Your goal » What is the number of lines that include the word "title"? Provide only that figure.

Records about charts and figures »
________

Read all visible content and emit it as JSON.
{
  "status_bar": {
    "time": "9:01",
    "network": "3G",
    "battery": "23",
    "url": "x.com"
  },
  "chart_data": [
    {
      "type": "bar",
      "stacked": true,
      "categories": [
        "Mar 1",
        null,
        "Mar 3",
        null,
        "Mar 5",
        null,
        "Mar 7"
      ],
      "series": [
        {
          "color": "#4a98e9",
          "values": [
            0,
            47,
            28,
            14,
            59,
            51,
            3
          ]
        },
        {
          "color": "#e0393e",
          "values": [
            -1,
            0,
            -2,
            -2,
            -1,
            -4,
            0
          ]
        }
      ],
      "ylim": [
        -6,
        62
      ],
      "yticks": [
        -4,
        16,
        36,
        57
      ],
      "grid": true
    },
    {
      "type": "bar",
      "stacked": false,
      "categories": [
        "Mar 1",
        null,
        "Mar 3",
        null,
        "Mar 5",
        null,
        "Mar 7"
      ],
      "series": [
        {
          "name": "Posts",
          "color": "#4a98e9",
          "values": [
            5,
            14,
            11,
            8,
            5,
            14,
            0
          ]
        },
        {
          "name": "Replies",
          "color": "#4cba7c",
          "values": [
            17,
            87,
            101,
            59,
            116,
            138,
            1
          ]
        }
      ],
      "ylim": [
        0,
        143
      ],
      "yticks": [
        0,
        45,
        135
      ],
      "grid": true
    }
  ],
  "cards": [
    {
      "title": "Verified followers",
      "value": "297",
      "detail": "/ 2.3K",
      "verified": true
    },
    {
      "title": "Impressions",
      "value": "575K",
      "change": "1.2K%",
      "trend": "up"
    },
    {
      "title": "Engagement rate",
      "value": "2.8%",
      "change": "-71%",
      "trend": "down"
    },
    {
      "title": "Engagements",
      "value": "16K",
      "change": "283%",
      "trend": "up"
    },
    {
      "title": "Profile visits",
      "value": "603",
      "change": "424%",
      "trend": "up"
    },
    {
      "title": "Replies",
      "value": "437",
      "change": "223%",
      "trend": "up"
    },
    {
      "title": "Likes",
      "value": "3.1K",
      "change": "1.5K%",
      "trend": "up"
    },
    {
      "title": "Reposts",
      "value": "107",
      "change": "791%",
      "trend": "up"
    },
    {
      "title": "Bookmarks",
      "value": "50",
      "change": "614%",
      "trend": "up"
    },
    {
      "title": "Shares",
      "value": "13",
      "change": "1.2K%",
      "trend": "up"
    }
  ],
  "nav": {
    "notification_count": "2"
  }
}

________

The solution » 10